* TASK DETAILS:
All the data should be repeated exactly. Any image in it is left out.

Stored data
□ □ □ □

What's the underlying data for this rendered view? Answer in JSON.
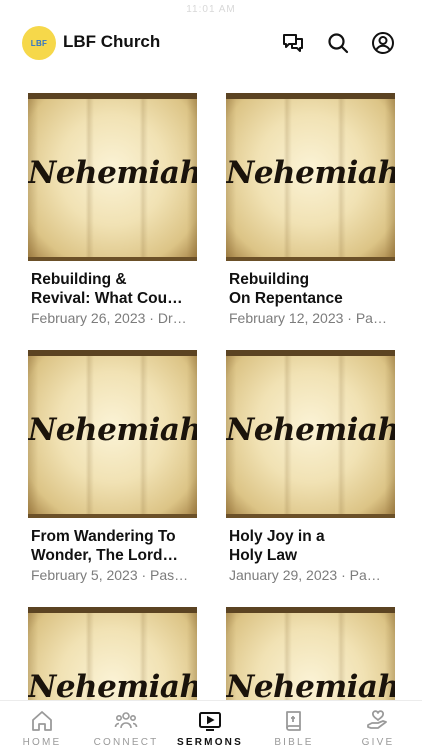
{
  "status_bar": {
    "time": "11:01 AM"
  },
  "header": {
    "logo_text": "LBF",
    "title": "LBF Church",
    "icons": [
      "chat-icon",
      "search-icon",
      "profile-icon"
    ]
  },
  "sermons": [
    {
      "thumb_text": "Nehemiah",
      "title": "Rebuilding &\nRevival: What Cou…",
      "meta": "February 26, 2023 · Dr…"
    },
    {
      "thumb_text": "Nehemiah",
      "title": "Rebuilding\nOn Repentance",
      "meta": "February 12, 2023 · Pa…"
    },
    {
      "thumb_text": "Nehemiah",
      "title": "From Wandering To\nWonder, The Lord…",
      "meta": "February 5, 2023 · Pas…"
    },
    {
      "thumb_text": "Nehemiah",
      "title": "Holy Joy in a\nHoly Law",
      "meta": "January 29, 2023 · Pa…"
    },
    {
      "thumb_text": "Nehemiah",
      "title": "",
      "meta": ""
    },
    {
      "thumb_text": "Nehemiah",
      "title": "",
      "meta": ""
    }
  ],
  "tabbar": {
    "items": [
      {
        "label": "HOME",
        "icon": "home-icon",
        "active": false
      },
      {
        "label": "CONNECT",
        "icon": "people-icon",
        "active": false
      },
      {
        "label": "SERMONS",
        "icon": "video-icon",
        "active": true
      },
      {
        "label": "BIBLE",
        "icon": "book-icon",
        "active": false
      },
      {
        "label": "GIVE",
        "icon": "give-icon",
        "active": false
      }
    ]
  },
  "colors": {
    "accent": "#111111",
    "inactive": "#9a9a9a",
    "logo_bg": "#f6d84a",
    "logo_fg": "#2f74c8"
  }
}
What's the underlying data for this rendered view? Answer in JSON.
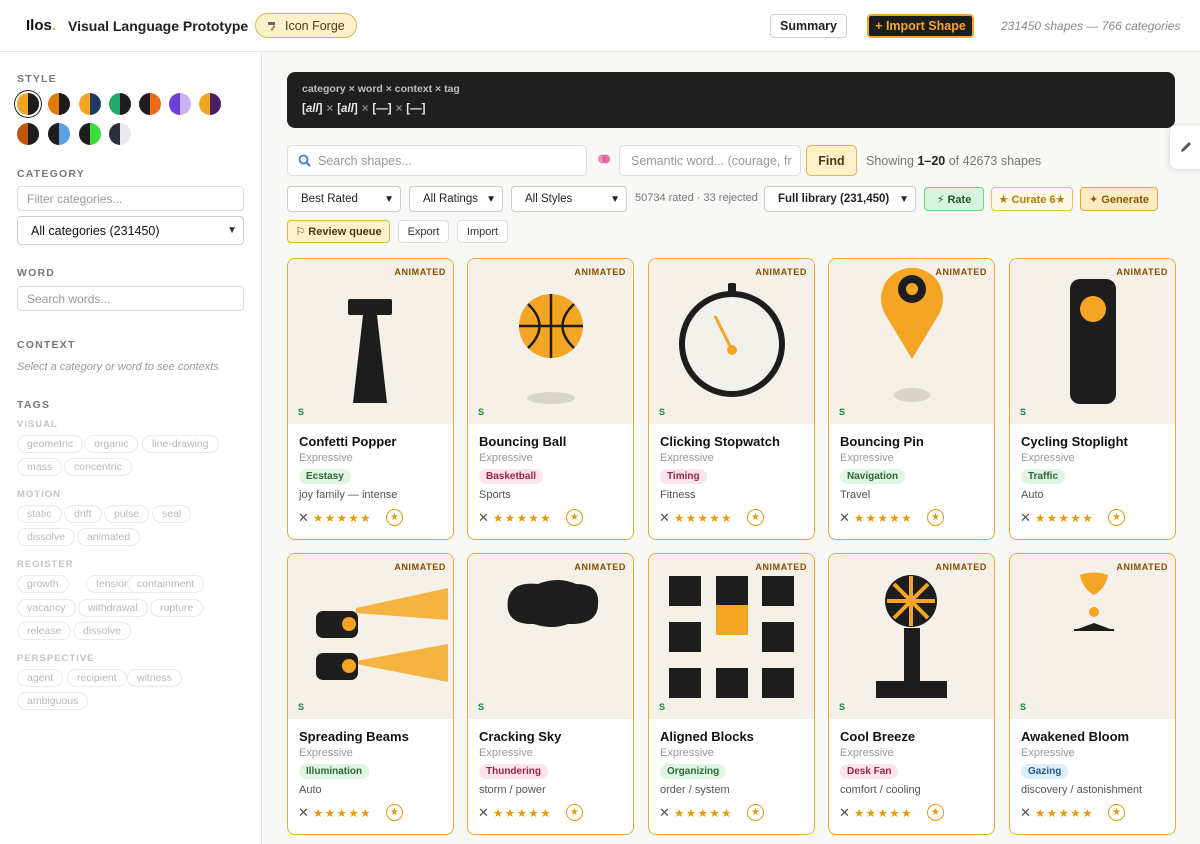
{
  "header": {
    "logo": "Ilos",
    "logo_dot": ".",
    "title": "Visual Language Prototype",
    "forge_icon": "hammer-icon",
    "forge_label": "Icon Forge",
    "summary_label": "Summary",
    "import_label": "+ Import Shape",
    "stats": "231450 shapes — 766 categories"
  },
  "sidebar": {
    "style_label": "STYLE",
    "style_swatches": [
      {
        "l": "#f5a524",
        "r": "#1d1d1d"
      },
      {
        "l": "#e07b12",
        "r": "#1d1d1d"
      },
      {
        "l": "#f5a524",
        "r": "#1e3a5f"
      },
      {
        "l": "#1faa6b",
        "r": "#1d1d1d"
      },
      {
        "l": "#1d1d1d",
        "r": "#f06a18"
      },
      {
        "l": "#6b3fd6",
        "r": "#c7b4f2"
      },
      {
        "l": "#f5a524",
        "r": "#4a1f63"
      },
      {
        "l": "#c0550c",
        "r": "#1d1d1d"
      },
      {
        "l": "#1d1d1d",
        "r": "#5aa0e6"
      },
      {
        "l": "#1d1d1d",
        "r": "#3bdc3b"
      },
      {
        "l": "#2a2f3a",
        "r": "#e8e8ee"
      }
    ],
    "category_label": "CATEGORY",
    "category_filter_placeholder": "Filter categories...",
    "category_select": "All categories (231450)",
    "word_label": "WORD",
    "word_placeholder": "Search words...",
    "context_label": "CONTEXT",
    "context_hint": "Select a category or word to see contexts",
    "tags_label": "TAGS",
    "visual_label": "VISUAL",
    "visual_tags": [
      "geometric",
      "organic",
      "line-drawing",
      "mass",
      "concentric"
    ],
    "motion_label": "MOTION",
    "motion_tags": [
      "static",
      "drift",
      "pulse",
      "seal",
      "dissolve",
      "animated"
    ],
    "register_label": "REGISTER",
    "register_tags": [
      "growth",
      "tension",
      "containment",
      "vacancy",
      "withdrawal",
      "rupture",
      "release",
      "dissolve"
    ],
    "perspective_label": "PERSPECTIVE",
    "perspective_tags": [
      "agent",
      "recipient",
      "witness",
      "ambiguous"
    ]
  },
  "query": {
    "line1": "category × word × context × tag",
    "line2_a": "[all]",
    "line2_b": "[all]",
    "line2_c": "[—]",
    "line2_d": "[—]",
    "sep": "×"
  },
  "search": {
    "placeholder": "Search shapes...",
    "semantic_placeholder": "Semantic word... (courage, fr",
    "find_label": "Find",
    "showing_prefix": "Showing ",
    "showing_range": "1–20",
    "showing_suffix": " of 42673 shapes"
  },
  "filters": {
    "sort": "Best Rated",
    "ratings": "All Ratings",
    "styles": "All Styles",
    "rated_info": "50734 rated · 33 rejected",
    "library": "Full library (231,450)",
    "rate_label": "⚡ Rate",
    "curate_label": "★ Curate 6★",
    "generate_label": "✦ Generate",
    "review_label": "⚐ Review queue",
    "export_label": "Export",
    "import_label": "Import"
  },
  "card_common": {
    "badge": "ANIMATED",
    "s_mark": "S",
    "reject": "✕",
    "stars": "★★★★★",
    "fav": "★"
  },
  "cards": [
    {
      "title": "Confetti Popper",
      "style": "Expressive",
      "pill": "Ecstasy",
      "pill_color": "green",
      "sub": "joy family — intense",
      "icon": "confetti-popper-icon"
    },
    {
      "title": "Bouncing Ball",
      "style": "Expressive",
      "pill": "Basketball",
      "pill_color": "pink",
      "sub": "Sports",
      "icon": "basketball-icon"
    },
    {
      "title": "Clicking Stopwatch",
      "style": "Expressive",
      "pill": "Timing",
      "pill_color": "pink",
      "sub": "Fitness",
      "icon": "stopwatch-icon"
    },
    {
      "title": "Bouncing Pin",
      "style": "Expressive",
      "pill": "Navigation",
      "pill_color": "green",
      "sub": "Travel",
      "icon": "map-pin-icon"
    },
    {
      "title": "Cycling Stoplight",
      "style": "Expressive",
      "pill": "Traffic",
      "pill_color": "green",
      "sub": "Auto",
      "icon": "stoplight-icon"
    },
    {
      "title": "Spreading Beams",
      "style": "Expressive",
      "pill": "Illumination",
      "pill_color": "green",
      "sub": "Auto",
      "icon": "headlight-beams-icon"
    },
    {
      "title": "Cracking Sky",
      "style": "Expressive",
      "pill": "Thundering",
      "pill_color": "pink",
      "sub": "storm / power",
      "icon": "storm-cloud-icon"
    },
    {
      "title": "Aligned Blocks",
      "style": "Expressive",
      "pill": "Organizing",
      "pill_color": "green",
      "sub": "order / system",
      "icon": "block-grid-icon"
    },
    {
      "title": "Cool Breeze",
      "style": "Expressive",
      "pill": "Desk Fan",
      "pill_color": "pink",
      "sub": "comfort / cooling",
      "icon": "desk-fan-icon"
    },
    {
      "title": "Awakened Bloom",
      "style": "Expressive",
      "pill": "Gazing",
      "pill_color": "blue",
      "sub": "discovery / astonishment",
      "icon": "bloom-icon"
    }
  ]
}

□ □ □ □

* FINISHED EXERCISE:
What's the underlying data for this rendered view? Answer in JSON.
{
  "status_bar": {
    "time": "11:01 AM"
  },
  "header": {
    "logo_text": "LBF",
    "title": "LBF Church",
    "icons": [
      "chat-icon",
      "search-icon",
      "profile-icon"
    ]
  },
  "sermons": [
    {
      "thumb_text": "Nehemiah",
      "title": "Rebuilding &\nRevival: What Cou…",
      "meta": "February 26, 2023 · Dr…"
    },
    {
      "thumb_text": "Nehemiah",
      "title": "Rebuilding\nOn Repentance",
      "meta": "February 12, 2023 · Pa…"
    },
    {
      "thumb_text": "Nehemiah",
      "title": "From Wandering To\nWonder, The Lord…",
      "meta": "February 5, 2023 · Pas…"
    },
    {
      "thumb_text": "Nehemiah",
      "title": "Holy Joy in a\nHoly Law",
      "meta": "January 29, 2023 · Pa…"
    },
    {
      "thumb_text": "Nehemiah",
      "title": "",
      "meta": ""
    },
    {
      "thumb_text": "Nehemiah",
      "title": "",
      "meta": ""
    }
  ],
  "tabbar": {
    "items": [
      {
        "label": "HOME",
        "icon": "home-icon",
        "active": false
      },
      {
        "label": "CONNECT",
        "icon": "people-icon",
        "active": false
      },
      {
        "label": "SERMONS",
        "icon": "video-icon",
        "active": true
      },
      {
        "label": "BIBLE",
        "icon": "book-icon",
        "active": false
      },
      {
        "label": "GIVE",
        "icon": "give-icon",
        "active": false
      }
    ]
  },
  "colors": {
    "accent": "#111111",
    "inactive": "#9a9a9a",
    "logo_bg": "#f6d84a",
    "logo_fg": "#2f74c8"
  }
}
What's the underlying data for this rendered view? Answer in JSON.
{
  "header": {
    "logo": "Ilos",
    "logo_dot": ".",
    "title": "Visual Language Prototype",
    "forge_icon": "hammer-icon",
    "forge_label": "Icon Forge",
    "summary_label": "Summary",
    "import_label": "+ Import Shape",
    "stats": "231450 shapes — 766 categories"
  },
  "sidebar": {
    "style_label": "STYLE",
    "style_swatches": [
      {
        "l": "#f5a524",
        "r": "#1d1d1d"
      },
      {
        "l": "#e07b12",
        "r": "#1d1d1d"
      },
      {
        "l": "#f5a524",
        "r": "#1e3a5f"
      },
      {
        "l": "#1faa6b",
        "r": "#1d1d1d"
      },
      {
        "l": "#1d1d1d",
        "r": "#f06a18"
      },
      {
        "l": "#6b3fd6",
        "r": "#c7b4f2"
      },
      {
        "l": "#f5a524",
        "r": "#4a1f63"
      },
      {
        "l": "#c0550c",
        "r": "#1d1d1d"
      },
      {
        "l": "#1d1d1d",
        "r": "#5aa0e6"
      },
      {
        "l": "#1d1d1d",
        "r": "#3bdc3b"
      },
      {
        "l": "#2a2f3a",
        "r": "#e8e8ee"
      }
    ],
    "category_label": "CATEGORY",
    "category_filter_placeholder": "Filter categories...",
    "category_select": "All categories (231450)",
    "word_label": "WORD",
    "word_placeholder": "Search words...",
    "context_label": "CONTEXT",
    "context_hint": "Select a category or word to see contexts",
    "tags_label": "TAGS",
    "visual_label": "VISUAL",
    "visual_tags": [
      "geometric",
      "organic",
      "line-drawing",
      "mass",
      "concentric"
    ],
    "motion_label": "MOTION",
    "motion_tags": [
      "static",
      "drift",
      "pulse",
      "seal",
      "dissolve",
      "animated"
    ],
    "register_label": "REGISTER",
    "register_tags": [
      "growth",
      "tension",
      "containment",
      "vacancy",
      "withdrawal",
      "rupture",
      "release",
      "dissolve"
    ],
    "perspective_label": "PERSPECTIVE",
    "perspective_tags": [
      "agent",
      "recipient",
      "witness",
      "ambiguous"
    ]
  },
  "query": {
    "line1": "category × word × context × tag",
    "line2_a": "[all]",
    "line2_b": "[all]",
    "line2_c": "[—]",
    "line2_d": "[—]",
    "sep": "×"
  },
  "search": {
    "placeholder": "Search shapes...",
    "semantic_placeholder": "Semantic word... (courage, fr",
    "find_label": "Find",
    "showing_prefix": "Showing ",
    "showing_range": "1–20",
    "showing_suffix": " of 42673 shapes"
  },
  "filters": {
    "sort": "Best Rated",
    "ratings": "All Ratings",
    "styles": "All Styles",
    "rated_info": "50734 rated · 33 rejected",
    "library": "Full library (231,450)",
    "rate_label": "⚡ Rate",
    "curate_label": "★ Curate 6★",
    "generate_label": "✦ Generate",
    "review_label": "⚐ Review queue",
    "export_label": "Export",
    "import_label": "Import"
  },
  "card_common": {
    "badge": "ANIMATED",
    "s_mark": "S",
    "reject": "✕",
    "stars": "★★★★★",
    "fav": "★"
  },
  "cards": [
    {
      "title": "Confetti Popper",
      "style": "Expressive",
      "pill": "Ecstasy",
      "pill_color": "green",
      "sub": "joy family — intense",
      "icon": "confetti-popper-icon"
    },
    {
      "title": "Bouncing Ball",
      "style": "Expressive",
      "pill": "Basketball",
      "pill_color": "pink",
      "sub": "Sports",
      "icon": "basketball-icon"
    },
    {
      "title": "Clicking Stopwatch",
      "style": "Expressive",
      "pill": "Timing",
      "pill_color": "pink",
      "sub": "Fitness",
      "icon": "stopwatch-icon"
    },
    {
      "title": "Bouncing Pin",
      "style": "Expressive",
      "pill": "Navigation",
      "pill_color": "green",
      "sub": "Travel",
      "icon": "map-pin-icon"
    },
    {
      "title": "Cycling Stoplight",
      "style": "Expressive",
      "pill": "Traffic",
      "pill_color": "green",
      "sub": "Auto",
      "icon": "stoplight-icon"
    },
    {
      "title": "Spreading Beams",
      "style": "Expressive",
      "pill": "Illumination",
      "pill_color": "green",
      "sub": "Auto",
      "icon": "headlight-beams-icon"
    },
    {
      "title": "Cracking Sky",
      "style": "Expressive",
      "pill": "Thundering",
      "pill_color": "pink",
      "sub": "storm / power",
      "icon": "storm-cloud-icon"
    },
    {
      "title": "Aligned Blocks",
      "style": "Expressive",
      "pill": "Organizing",
      "pill_color": "green",
      "sub": "order / system",
      "icon": "block-grid-icon"
    },
    {
      "title": "Cool Breeze",
      "style": "Expressive",
      "pill": "Desk Fan",
      "pill_color": "pink",
      "sub": "comfort / cooling",
      "icon": "desk-fan-icon"
    },
    {
      "title": "Awakened Bloom",
      "style": "Expressive",
      "pill": "Gazing",
      "pill_color": "blue",
      "sub": "discovery / astonishment",
      "icon": "bloom-icon"
    }
  ]
}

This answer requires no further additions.